START Given records

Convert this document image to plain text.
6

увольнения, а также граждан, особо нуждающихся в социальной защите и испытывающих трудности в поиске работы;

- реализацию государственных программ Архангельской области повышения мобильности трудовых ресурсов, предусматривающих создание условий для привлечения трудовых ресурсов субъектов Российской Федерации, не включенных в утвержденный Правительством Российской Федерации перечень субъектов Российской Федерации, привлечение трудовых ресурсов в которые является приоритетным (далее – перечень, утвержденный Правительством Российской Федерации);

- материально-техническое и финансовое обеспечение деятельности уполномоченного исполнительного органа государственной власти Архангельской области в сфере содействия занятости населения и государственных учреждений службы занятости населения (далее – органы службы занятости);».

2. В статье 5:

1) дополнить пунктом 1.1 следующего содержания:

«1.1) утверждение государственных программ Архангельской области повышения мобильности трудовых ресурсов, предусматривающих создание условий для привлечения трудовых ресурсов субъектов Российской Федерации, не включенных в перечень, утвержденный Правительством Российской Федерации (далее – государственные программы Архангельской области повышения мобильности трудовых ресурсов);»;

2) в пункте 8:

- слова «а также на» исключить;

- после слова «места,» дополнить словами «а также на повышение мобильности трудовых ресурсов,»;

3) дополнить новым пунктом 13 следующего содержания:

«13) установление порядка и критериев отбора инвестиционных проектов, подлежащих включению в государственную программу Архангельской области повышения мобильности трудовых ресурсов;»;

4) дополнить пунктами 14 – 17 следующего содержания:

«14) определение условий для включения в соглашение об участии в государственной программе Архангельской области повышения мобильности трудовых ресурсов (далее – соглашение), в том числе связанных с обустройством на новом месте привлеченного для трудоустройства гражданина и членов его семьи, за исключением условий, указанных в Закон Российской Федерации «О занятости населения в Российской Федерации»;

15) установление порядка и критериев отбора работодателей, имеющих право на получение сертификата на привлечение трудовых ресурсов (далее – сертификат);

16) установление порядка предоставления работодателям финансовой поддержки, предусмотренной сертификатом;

END Given records

### What to do
Pick out every line above that contains the word "отбора" and copy it.

### Expected output
«13) установление порядка и критериев отбора инвестиционных проектов, подлежащих включению в государственную программу Архангельской области повышения мобильности трудовых ресурсов;»;
15) установление порядка и критериев отбора работодателей, имеющих право на получение сертификата на привлечение трудовых ресурсов (далее – сертификат);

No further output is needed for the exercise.